Material:

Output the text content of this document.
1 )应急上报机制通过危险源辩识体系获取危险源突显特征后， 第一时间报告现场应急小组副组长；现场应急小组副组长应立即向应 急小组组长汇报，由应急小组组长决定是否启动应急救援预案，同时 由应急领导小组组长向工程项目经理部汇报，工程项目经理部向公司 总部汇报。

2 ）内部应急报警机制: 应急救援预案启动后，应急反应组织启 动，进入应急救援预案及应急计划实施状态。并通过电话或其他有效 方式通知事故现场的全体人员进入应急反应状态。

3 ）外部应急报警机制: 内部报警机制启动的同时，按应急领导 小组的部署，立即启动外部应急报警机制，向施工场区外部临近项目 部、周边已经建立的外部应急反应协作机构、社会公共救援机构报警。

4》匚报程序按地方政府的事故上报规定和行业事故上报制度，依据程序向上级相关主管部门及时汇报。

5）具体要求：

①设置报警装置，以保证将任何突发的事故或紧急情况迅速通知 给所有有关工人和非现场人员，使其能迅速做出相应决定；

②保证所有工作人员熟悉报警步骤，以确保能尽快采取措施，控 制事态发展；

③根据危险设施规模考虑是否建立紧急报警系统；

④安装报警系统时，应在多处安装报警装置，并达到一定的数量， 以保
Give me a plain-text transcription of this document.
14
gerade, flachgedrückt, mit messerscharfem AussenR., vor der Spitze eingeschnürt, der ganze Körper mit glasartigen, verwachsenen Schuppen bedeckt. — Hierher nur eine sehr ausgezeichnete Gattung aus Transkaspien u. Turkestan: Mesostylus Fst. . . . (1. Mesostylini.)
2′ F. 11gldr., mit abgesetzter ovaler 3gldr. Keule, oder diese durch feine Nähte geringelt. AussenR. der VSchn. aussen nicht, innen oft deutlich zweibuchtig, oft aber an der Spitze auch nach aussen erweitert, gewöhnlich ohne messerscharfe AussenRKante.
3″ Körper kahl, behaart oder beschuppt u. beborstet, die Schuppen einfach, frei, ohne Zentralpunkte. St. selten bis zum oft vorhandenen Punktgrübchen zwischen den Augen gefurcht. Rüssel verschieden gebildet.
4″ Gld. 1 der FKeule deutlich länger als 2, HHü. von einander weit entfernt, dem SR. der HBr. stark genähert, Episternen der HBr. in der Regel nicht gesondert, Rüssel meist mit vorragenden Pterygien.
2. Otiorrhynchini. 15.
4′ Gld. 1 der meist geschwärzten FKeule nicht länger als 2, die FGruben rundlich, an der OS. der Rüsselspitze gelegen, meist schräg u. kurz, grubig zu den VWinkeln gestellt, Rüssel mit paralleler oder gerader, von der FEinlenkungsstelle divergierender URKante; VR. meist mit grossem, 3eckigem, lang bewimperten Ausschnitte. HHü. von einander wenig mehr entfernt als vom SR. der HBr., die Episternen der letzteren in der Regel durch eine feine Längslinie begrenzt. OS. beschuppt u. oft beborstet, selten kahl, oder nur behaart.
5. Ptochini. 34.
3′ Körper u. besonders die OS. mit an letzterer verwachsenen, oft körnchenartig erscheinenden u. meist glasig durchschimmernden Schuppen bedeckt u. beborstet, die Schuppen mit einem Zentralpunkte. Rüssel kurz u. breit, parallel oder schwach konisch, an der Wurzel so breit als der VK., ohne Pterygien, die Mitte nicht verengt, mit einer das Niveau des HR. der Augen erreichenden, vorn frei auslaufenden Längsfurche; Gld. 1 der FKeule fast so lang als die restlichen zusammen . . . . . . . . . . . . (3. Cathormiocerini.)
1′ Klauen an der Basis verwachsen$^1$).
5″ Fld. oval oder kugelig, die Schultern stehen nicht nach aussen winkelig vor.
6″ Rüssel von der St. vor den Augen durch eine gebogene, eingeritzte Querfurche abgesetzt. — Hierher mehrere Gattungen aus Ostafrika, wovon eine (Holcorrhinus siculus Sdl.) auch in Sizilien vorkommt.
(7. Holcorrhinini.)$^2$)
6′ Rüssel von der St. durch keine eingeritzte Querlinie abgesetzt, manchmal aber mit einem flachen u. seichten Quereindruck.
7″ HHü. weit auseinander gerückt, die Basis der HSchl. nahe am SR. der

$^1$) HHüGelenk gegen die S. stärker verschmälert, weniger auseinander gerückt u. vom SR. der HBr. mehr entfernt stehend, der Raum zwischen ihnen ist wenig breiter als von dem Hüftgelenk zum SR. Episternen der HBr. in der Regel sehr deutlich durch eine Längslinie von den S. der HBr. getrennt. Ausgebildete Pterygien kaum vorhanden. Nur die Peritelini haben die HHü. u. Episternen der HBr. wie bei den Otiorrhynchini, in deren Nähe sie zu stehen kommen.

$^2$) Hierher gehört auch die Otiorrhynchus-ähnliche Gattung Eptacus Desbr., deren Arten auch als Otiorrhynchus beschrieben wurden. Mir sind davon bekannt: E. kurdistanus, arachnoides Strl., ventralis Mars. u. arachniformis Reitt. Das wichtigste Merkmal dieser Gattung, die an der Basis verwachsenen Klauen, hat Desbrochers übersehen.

Exercise aim:
Keep only the lines that hold the string "document", and copy them out.

Problem solution:
Output the text content of this document.
Give me a plain-text transcription of this document.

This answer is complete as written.